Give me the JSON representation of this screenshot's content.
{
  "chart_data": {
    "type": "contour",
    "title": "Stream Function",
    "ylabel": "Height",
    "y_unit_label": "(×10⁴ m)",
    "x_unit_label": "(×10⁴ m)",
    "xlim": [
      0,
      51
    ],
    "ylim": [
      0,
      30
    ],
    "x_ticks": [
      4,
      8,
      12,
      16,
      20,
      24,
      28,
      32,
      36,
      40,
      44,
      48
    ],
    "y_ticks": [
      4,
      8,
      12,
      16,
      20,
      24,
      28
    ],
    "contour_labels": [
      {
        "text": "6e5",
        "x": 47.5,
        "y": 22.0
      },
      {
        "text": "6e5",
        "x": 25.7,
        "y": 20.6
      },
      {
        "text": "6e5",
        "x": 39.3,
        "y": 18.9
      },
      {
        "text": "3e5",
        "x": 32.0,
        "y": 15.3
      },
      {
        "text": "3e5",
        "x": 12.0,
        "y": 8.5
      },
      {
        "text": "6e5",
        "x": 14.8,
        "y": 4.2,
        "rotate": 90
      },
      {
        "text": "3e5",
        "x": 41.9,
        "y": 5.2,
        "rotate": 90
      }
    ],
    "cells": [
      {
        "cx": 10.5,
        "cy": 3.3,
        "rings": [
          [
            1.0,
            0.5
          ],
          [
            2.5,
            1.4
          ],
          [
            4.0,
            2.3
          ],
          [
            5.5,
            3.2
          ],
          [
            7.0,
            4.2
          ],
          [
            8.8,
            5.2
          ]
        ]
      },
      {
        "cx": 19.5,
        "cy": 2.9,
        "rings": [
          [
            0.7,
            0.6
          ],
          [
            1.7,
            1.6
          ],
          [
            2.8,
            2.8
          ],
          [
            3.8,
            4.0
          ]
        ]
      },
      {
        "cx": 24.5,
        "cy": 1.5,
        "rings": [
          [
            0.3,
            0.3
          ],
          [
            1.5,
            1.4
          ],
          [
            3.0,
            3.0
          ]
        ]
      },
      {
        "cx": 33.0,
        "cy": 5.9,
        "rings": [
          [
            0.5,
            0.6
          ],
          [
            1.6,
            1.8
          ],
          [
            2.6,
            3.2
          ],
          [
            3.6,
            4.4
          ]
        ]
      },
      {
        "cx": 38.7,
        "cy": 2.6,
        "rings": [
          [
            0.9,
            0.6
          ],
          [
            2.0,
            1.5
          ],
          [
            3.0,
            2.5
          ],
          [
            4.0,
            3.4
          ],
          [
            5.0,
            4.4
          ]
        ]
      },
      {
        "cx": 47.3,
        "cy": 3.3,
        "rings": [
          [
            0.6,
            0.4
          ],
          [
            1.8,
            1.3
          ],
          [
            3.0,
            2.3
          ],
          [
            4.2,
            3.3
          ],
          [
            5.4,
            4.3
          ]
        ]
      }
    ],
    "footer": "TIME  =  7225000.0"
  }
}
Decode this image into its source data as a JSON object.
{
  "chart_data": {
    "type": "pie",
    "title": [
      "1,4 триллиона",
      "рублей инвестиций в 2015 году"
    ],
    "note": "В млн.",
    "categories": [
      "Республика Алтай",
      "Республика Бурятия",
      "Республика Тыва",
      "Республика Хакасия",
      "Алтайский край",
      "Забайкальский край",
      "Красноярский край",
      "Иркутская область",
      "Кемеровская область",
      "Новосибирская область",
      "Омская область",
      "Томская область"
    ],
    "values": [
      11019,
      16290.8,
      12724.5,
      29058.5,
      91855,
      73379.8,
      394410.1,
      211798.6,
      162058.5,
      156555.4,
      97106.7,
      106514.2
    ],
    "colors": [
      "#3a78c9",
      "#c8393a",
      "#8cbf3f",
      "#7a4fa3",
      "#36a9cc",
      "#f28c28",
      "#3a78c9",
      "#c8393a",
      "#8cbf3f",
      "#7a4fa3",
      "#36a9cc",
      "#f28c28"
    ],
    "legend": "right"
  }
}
-.-.-
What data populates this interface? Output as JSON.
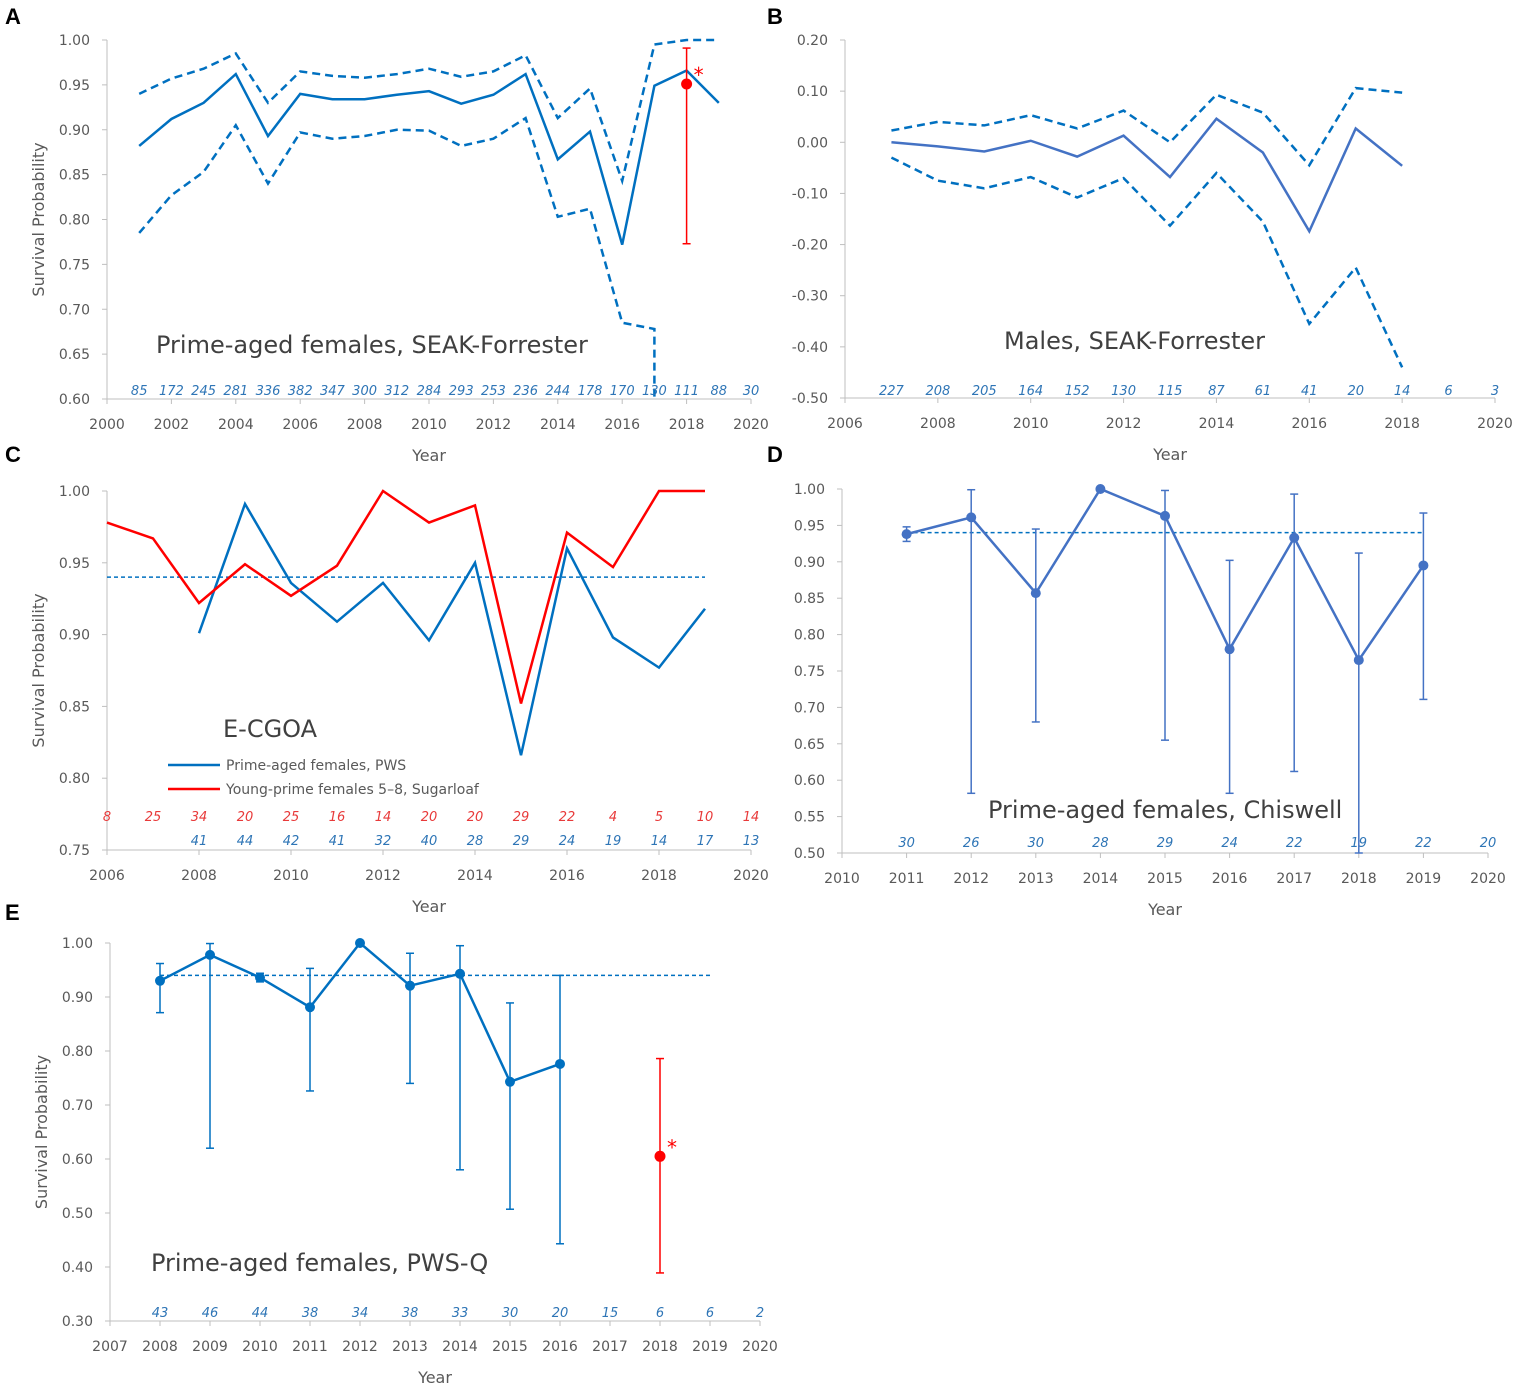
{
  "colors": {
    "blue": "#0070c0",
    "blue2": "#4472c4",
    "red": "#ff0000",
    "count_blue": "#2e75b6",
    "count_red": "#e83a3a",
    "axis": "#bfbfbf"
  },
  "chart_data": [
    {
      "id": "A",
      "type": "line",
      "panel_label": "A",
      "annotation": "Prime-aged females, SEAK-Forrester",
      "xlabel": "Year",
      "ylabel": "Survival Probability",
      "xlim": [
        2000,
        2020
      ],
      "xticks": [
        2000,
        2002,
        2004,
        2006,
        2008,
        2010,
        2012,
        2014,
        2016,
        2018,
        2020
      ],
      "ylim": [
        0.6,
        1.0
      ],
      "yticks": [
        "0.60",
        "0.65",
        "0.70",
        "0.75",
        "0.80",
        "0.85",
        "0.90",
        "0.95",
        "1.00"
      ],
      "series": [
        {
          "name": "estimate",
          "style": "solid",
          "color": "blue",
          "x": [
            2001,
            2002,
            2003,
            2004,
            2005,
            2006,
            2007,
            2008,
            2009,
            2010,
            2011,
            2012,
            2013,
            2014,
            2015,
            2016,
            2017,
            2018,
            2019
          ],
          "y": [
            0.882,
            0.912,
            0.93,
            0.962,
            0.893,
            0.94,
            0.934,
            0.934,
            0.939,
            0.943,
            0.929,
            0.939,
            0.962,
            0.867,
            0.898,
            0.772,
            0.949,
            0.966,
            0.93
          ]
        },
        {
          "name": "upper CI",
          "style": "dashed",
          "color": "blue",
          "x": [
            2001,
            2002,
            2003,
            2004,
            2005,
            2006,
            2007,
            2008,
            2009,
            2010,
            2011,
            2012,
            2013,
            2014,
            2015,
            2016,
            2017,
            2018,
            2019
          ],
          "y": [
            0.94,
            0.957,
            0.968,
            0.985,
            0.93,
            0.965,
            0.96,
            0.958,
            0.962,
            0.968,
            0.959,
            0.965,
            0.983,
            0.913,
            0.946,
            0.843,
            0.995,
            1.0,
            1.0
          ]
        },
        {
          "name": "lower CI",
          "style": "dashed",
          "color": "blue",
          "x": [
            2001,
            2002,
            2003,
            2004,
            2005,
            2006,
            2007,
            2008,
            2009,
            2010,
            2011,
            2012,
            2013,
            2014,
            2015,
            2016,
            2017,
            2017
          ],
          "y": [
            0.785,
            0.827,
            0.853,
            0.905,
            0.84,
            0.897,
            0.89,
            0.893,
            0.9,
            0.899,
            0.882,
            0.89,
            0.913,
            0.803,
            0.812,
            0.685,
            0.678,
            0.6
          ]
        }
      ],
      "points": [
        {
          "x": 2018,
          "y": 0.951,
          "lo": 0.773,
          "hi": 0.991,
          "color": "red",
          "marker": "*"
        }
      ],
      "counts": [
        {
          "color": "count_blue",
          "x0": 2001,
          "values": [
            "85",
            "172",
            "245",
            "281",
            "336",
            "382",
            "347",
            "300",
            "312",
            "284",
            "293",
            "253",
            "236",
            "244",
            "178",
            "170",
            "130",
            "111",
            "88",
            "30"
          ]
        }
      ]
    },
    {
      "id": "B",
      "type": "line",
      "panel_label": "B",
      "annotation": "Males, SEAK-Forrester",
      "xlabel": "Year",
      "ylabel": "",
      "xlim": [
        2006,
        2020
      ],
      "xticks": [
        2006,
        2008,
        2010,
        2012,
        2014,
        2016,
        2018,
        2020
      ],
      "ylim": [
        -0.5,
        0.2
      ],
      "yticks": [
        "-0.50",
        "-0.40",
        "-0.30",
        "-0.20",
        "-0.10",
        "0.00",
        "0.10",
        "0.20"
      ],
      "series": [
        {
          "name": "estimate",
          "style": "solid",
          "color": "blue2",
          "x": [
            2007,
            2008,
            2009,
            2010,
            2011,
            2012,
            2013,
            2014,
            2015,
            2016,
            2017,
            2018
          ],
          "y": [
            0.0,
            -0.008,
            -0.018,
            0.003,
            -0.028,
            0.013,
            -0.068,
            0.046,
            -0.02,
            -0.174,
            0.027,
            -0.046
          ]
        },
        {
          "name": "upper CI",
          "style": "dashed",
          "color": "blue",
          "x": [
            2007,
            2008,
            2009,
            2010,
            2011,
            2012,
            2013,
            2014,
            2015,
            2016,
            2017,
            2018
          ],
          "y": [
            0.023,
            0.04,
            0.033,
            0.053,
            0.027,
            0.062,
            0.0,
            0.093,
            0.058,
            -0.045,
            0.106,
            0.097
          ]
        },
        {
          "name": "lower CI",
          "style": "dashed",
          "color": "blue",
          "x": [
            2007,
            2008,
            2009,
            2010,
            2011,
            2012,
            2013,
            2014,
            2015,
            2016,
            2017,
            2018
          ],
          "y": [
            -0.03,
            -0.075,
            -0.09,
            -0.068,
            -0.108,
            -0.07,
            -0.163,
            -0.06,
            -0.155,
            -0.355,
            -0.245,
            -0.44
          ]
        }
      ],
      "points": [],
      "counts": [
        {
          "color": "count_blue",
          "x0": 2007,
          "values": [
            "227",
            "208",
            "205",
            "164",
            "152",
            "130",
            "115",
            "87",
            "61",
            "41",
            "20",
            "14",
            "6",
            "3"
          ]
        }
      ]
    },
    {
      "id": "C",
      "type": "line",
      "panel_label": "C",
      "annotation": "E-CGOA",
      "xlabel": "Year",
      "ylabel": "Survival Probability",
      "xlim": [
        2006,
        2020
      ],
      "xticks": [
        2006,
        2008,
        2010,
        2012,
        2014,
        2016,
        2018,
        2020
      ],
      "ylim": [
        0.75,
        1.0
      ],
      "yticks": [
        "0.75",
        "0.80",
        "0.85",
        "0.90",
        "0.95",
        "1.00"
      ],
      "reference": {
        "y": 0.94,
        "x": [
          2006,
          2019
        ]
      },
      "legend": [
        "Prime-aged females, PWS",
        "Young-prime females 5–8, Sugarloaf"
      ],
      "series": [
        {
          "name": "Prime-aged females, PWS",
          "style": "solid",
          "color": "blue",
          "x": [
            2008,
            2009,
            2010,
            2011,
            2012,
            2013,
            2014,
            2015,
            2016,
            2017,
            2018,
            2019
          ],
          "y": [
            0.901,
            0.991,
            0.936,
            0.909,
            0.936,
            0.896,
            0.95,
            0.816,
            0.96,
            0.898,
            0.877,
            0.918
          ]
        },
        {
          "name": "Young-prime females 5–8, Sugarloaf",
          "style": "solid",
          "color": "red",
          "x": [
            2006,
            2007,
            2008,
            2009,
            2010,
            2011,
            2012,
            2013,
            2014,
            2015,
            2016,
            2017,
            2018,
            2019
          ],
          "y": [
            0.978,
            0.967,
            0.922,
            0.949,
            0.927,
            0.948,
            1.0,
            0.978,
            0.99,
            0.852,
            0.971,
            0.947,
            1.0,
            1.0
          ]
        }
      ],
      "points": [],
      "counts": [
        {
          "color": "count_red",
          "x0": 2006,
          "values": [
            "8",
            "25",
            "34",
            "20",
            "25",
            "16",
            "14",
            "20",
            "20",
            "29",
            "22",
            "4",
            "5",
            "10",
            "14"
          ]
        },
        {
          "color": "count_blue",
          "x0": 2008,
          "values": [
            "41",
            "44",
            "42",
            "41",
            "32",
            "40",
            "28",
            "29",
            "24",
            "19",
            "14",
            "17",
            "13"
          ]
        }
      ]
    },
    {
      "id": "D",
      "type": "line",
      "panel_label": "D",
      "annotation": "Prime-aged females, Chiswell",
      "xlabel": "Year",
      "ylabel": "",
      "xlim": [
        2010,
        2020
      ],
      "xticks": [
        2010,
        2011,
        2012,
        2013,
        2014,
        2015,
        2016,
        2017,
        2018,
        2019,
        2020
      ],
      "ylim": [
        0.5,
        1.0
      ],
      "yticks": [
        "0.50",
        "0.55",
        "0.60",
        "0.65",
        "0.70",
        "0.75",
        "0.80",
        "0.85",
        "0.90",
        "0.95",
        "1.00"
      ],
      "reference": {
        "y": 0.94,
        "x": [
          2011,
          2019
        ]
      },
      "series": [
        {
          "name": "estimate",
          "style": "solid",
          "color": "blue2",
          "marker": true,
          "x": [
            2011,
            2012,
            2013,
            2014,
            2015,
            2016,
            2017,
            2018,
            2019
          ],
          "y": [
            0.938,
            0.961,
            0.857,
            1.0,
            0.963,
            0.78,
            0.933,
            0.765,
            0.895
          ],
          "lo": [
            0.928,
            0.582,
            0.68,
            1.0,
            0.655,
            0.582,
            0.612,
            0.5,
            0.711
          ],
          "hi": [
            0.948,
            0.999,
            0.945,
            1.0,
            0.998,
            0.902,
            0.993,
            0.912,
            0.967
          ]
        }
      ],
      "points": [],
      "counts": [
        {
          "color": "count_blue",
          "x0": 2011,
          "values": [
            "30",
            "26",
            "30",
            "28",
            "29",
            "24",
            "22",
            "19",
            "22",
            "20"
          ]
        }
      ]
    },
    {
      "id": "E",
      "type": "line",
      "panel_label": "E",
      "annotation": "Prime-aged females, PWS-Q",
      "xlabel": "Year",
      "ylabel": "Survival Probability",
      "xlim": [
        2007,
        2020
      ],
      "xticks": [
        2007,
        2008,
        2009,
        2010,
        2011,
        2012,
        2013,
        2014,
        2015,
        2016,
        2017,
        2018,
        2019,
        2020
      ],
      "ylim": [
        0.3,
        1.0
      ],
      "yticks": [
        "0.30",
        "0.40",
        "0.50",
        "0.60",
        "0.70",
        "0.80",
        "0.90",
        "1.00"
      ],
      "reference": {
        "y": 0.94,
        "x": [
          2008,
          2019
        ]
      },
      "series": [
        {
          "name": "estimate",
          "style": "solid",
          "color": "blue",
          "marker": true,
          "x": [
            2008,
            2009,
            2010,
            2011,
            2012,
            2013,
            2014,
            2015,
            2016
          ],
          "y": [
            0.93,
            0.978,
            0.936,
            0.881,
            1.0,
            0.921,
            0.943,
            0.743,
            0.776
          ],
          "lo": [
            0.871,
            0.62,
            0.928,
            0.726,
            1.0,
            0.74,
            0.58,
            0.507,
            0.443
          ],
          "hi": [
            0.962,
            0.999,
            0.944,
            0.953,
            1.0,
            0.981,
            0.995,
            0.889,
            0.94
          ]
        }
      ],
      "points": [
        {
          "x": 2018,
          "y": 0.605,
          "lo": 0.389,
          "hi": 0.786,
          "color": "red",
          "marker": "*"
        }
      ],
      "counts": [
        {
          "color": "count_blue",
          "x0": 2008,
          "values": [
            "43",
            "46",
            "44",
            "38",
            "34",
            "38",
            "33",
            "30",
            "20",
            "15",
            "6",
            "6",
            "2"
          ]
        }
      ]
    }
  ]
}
-.-.-
_Problem statement:_
Select, from the listing, all lines that include the word "край".

_The reply:_
      "Алтайский край",
      "Забайкальский край",
      "Красноярский край",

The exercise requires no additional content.